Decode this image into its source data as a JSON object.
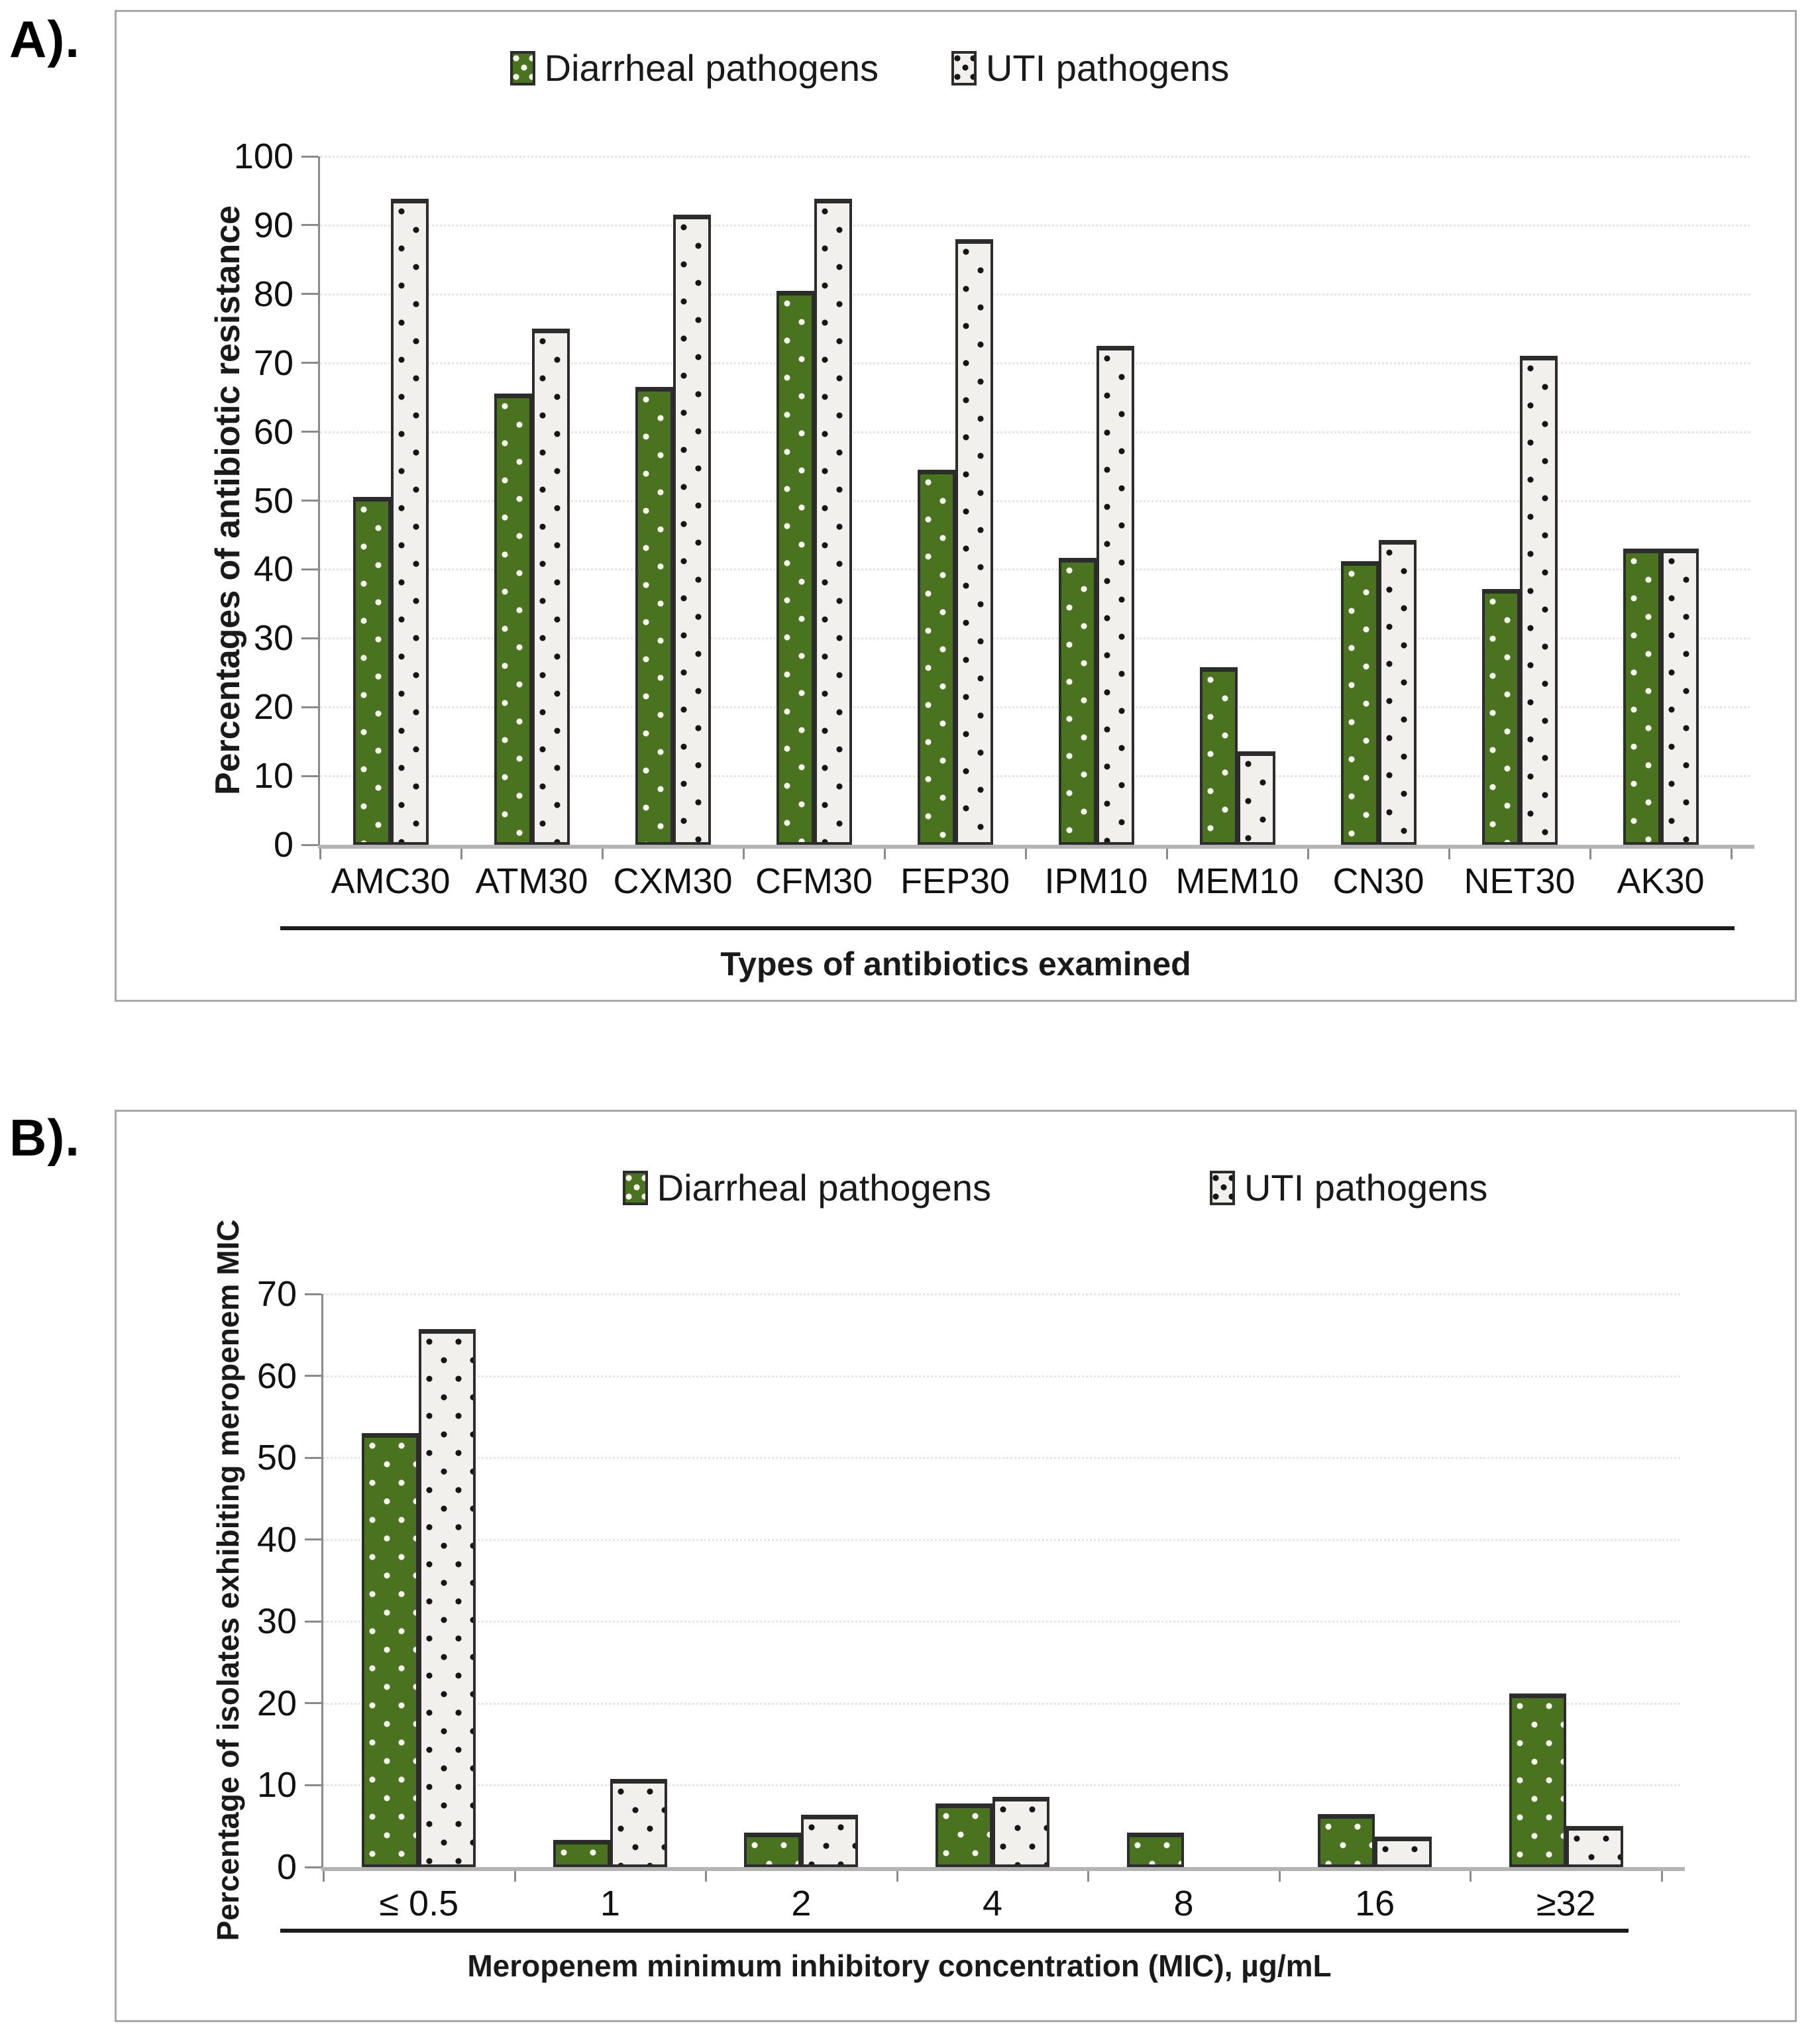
{
  "figure": {
    "panel_a_label": "A).",
    "panel_b_label": "B).",
    "legend": [
      {
        "name": "Diarrheal pathogens",
        "swatch": "green"
      },
      {
        "name": "UTI pathogens",
        "swatch": "uti"
      }
    ],
    "colors": {
      "diarrheal_fill": "#4a731f",
      "diarrheal_dot": "#f8f8f0",
      "uti_fill": "#f1f0ed",
      "uti_dot": "#151515",
      "bar_border": "#2c2c2c",
      "axis_line": "#8a8a8a",
      "baseline": "#b4b4b4",
      "gridline": "#e5e5e5",
      "panel_border": "#a9a9a9"
    }
  },
  "chart_data": [
    {
      "id": "A",
      "type": "bar",
      "title": "",
      "categories": [
        "AMC30",
        "ATM30",
        "CXM30",
        "CFM30",
        "FEP30",
        "IPM10",
        "MEM10",
        "CN30",
        "NET30",
        "AK30"
      ],
      "series": [
        {
          "name": "Diarrheal pathogens",
          "values": [
            50.5,
            65.5,
            66.5,
            80.5,
            54.5,
            41.7,
            25.8,
            41.2,
            37.2,
            43.0
          ]
        },
        {
          "name": "UTI pathogens",
          "values": [
            93.8,
            75.0,
            91.5,
            93.8,
            88.0,
            72.5,
            13.6,
            44.3,
            71.0,
            43.0
          ]
        }
      ],
      "xlabel": "Types of antibiotics examined",
      "ylabel": "Percentages of antibiotic resistance",
      "ylim": [
        0,
        100
      ],
      "ytick_step": 10,
      "grid": true,
      "legend_position": "top-center"
    },
    {
      "id": "B",
      "type": "bar",
      "title": "",
      "categories": [
        "≤ 0.5",
        "1",
        "2",
        "4",
        "8",
        "16",
        "≥32"
      ],
      "series": [
        {
          "name": "Diarrheal pathogens",
          "values": [
            53.0,
            3.3,
            4.2,
            7.8,
            4.2,
            6.5,
            21.2
          ]
        },
        {
          "name": "UTI pathogens",
          "values": [
            65.7,
            10.8,
            6.4,
            8.6,
            0,
            3.7,
            5.0
          ]
        }
      ],
      "xlabel": "Meropenem minimum inhibitory concentration (MIC), µg/mL",
      "ylabel": "Percentage of isolates exhibiting meropenem MIC",
      "ylim": [
        0,
        70
      ],
      "ytick_step": 10,
      "grid": true,
      "legend_position": "top-center"
    }
  ]
}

# [WHAT IS EXPECTED]
Pictures in the listing above must be skipped; everything else should be copied exactly.

# [ANSWER BELOW]
Decode this image into its source data as a JSON object.
{
  "figure": {
    "panel_a_label": "A).",
    "panel_b_label": "B).",
    "legend": [
      {
        "name": "Diarrheal pathogens",
        "swatch": "green"
      },
      {
        "name": "UTI pathogens",
        "swatch": "uti"
      }
    ],
    "colors": {
      "diarrheal_fill": "#4a731f",
      "diarrheal_dot": "#f8f8f0",
      "uti_fill": "#f1f0ed",
      "uti_dot": "#151515",
      "bar_border": "#2c2c2c",
      "axis_line": "#8a8a8a",
      "baseline": "#b4b4b4",
      "gridline": "#e5e5e5",
      "panel_border": "#a9a9a9"
    }
  },
  "chart_data": [
    {
      "id": "A",
      "type": "bar",
      "title": "",
      "categories": [
        "AMC30",
        "ATM30",
        "CXM30",
        "CFM30",
        "FEP30",
        "IPM10",
        "MEM10",
        "CN30",
        "NET30",
        "AK30"
      ],
      "series": [
        {
          "name": "Diarrheal pathogens",
          "values": [
            50.5,
            65.5,
            66.5,
            80.5,
            54.5,
            41.7,
            25.8,
            41.2,
            37.2,
            43.0
          ]
        },
        {
          "name": "UTI pathogens",
          "values": [
            93.8,
            75.0,
            91.5,
            93.8,
            88.0,
            72.5,
            13.6,
            44.3,
            71.0,
            43.0
          ]
        }
      ],
      "xlabel": "Types of antibiotics examined",
      "ylabel": "Percentages of antibiotic resistance",
      "ylim": [
        0,
        100
      ],
      "ytick_step": 10,
      "grid": true,
      "legend_position": "top-center"
    },
    {
      "id": "B",
      "type": "bar",
      "title": "",
      "categories": [
        "≤ 0.5",
        "1",
        "2",
        "4",
        "8",
        "16",
        "≥32"
      ],
      "series": [
        {
          "name": "Diarrheal pathogens",
          "values": [
            53.0,
            3.3,
            4.2,
            7.8,
            4.2,
            6.5,
            21.2
          ]
        },
        {
          "name": "UTI pathogens",
          "values": [
            65.7,
            10.8,
            6.4,
            8.6,
            0,
            3.7,
            5.0
          ]
        }
      ],
      "xlabel": "Meropenem minimum inhibitory concentration (MIC), µg/mL",
      "ylabel": "Percentage of isolates exhibiting meropenem MIC",
      "ylim": [
        0,
        70
      ],
      "ytick_step": 10,
      "grid": true,
      "legend_position": "top-center"
    }
  ]
}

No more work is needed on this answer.